Problem description:
Copy the records below exactly, leaving out every picture.

Saved data entries
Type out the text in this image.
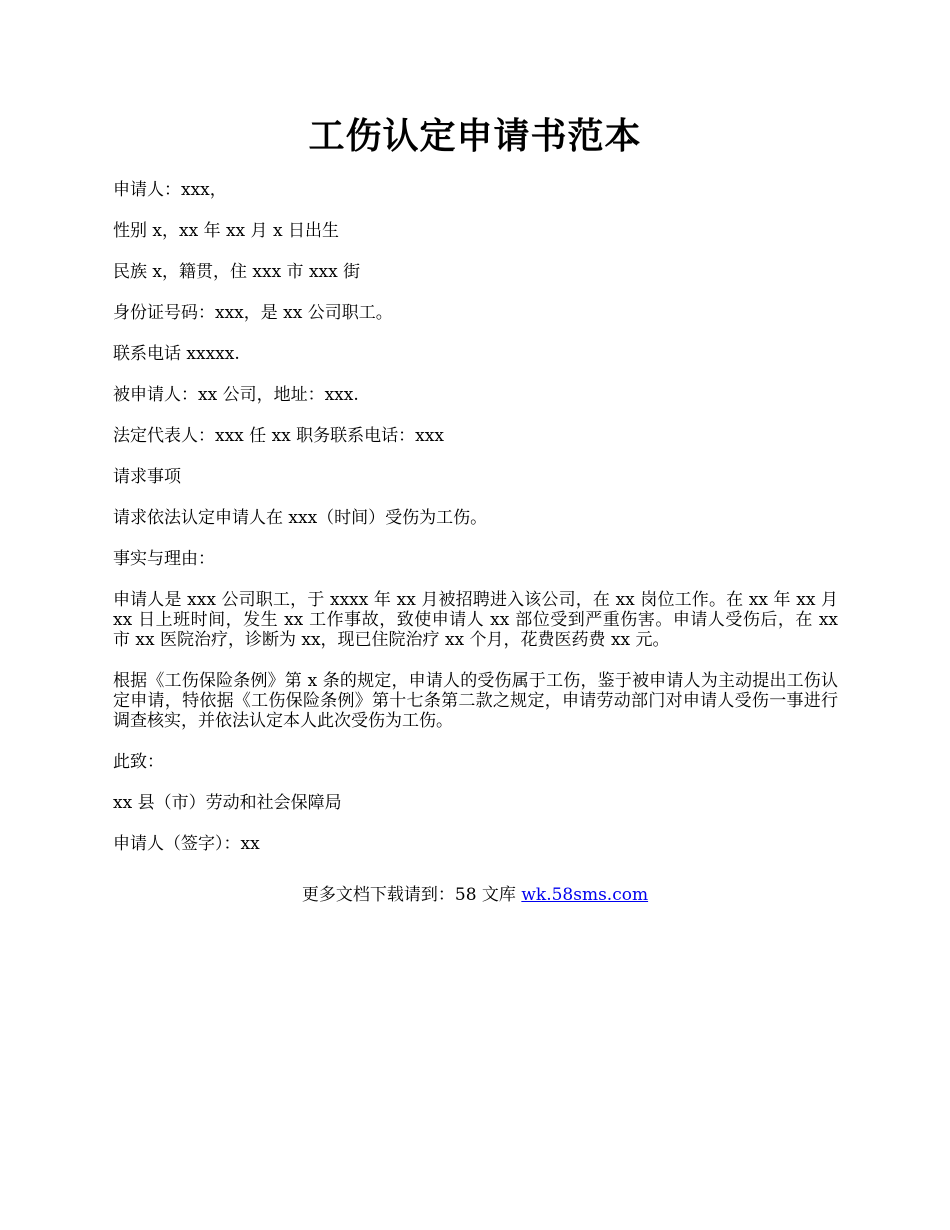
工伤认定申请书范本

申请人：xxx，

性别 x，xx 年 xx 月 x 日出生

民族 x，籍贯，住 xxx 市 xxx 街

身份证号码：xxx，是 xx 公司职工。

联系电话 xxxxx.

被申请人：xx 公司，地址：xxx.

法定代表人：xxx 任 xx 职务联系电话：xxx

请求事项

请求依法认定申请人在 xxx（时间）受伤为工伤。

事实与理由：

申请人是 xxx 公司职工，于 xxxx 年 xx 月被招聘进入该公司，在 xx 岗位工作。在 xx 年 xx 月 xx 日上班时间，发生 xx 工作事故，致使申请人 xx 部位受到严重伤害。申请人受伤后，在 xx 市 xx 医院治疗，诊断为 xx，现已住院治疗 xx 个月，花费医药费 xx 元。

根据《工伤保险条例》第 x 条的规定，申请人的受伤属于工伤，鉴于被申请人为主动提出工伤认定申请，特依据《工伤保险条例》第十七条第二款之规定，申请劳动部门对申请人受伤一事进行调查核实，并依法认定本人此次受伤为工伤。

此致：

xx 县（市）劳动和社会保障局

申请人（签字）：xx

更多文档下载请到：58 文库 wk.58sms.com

Problem solution:
Type out the text in this image.
工伤认定申请书范本

申请人：xxx，

性别 x，xx 年 xx 月 x 日出生

民族 x，籍贯，住 xxx 市 xxx 街

身份证号码：xxx，是 xx 公司职工。

联系电话 xxxxx.

被申请人：xx 公司，地址：xxx.

法定代表人：xxx 任 xx 职务联系电话：xxx

请求事项

请求依法认定申请人在 xxx（时间）受伤为工伤。

事实与理由：

申请人是 xxx 公司职工，于 xxxx 年 xx 月被招聘进入该公司，在 xx 岗位工作。在 xx 年 xx 月 xx 日上班时间，发生 xx 工作事故，致使申请人 xx 部位受到严重伤害。申请人受伤后，在 xx 市 xx 医院治疗，诊断为 xx，现已住院治疗 xx 个月，花费医药费 xx 元。

根据《工伤保险条例》第 x 条的规定，申请人的受伤属于工伤，鉴于被申请人为主动提出工伤认定申请，特依据《工伤保险条例》第十七条第二款之规定，申请劳动部门对申请人受伤一事进行调查核实，并依法认定本人此次受伤为工伤。

此致：

xx 县（市）劳动和社会保障局

申请人（签字）：xx

更多文档下载请到：58 文库 wk.58sms.com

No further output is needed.